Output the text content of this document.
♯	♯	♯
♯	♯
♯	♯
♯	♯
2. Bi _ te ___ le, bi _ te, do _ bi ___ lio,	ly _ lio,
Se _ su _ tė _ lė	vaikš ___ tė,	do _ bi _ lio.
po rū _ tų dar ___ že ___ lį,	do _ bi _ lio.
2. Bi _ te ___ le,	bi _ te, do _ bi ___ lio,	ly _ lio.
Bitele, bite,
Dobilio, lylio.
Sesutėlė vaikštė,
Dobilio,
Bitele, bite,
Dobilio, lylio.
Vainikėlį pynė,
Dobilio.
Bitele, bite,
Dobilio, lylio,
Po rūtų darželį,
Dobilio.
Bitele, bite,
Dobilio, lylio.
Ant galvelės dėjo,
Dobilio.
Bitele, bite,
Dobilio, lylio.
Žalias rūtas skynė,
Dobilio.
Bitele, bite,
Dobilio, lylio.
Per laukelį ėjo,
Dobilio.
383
::::::
Write out the whole listing again, exactly as it stands.

Solution to this task =
Output the text content of this document.
♯	♯	♯
♯	♯
♯	♯
♯	♯
2. Bi _ te ___ le, bi _ te, do _ bi ___ lio,	ly _ lio,
Se _ su _ tė _ lė	vaikš ___ tė,	do _ bi _ lio.
po rū _ tų dar ___ že ___ lį,	do _ bi _ lio.
2. Bi _ te ___ le,	bi _ te, do _ bi ___ lio,	ly _ lio.
Bitele, bite,
Dobilio, lylio.
Sesutėlė vaikštė,
Dobilio,
Bitele, bite,
Dobilio, lylio.
Vainikėlį pynė,
Dobilio.
Bitele, bite,
Dobilio, lylio,
Po rūtų darželį,
Dobilio.
Bitele, bite,
Dobilio, lylio.
Ant galvelės dėjo,
Dobilio.
Bitele, bite,
Dobilio, lylio.
Žalias rūtas skynė,
Dobilio.
Bitele, bite,
Dobilio, lylio.
Per laukelį ėjo,
Dobilio.
383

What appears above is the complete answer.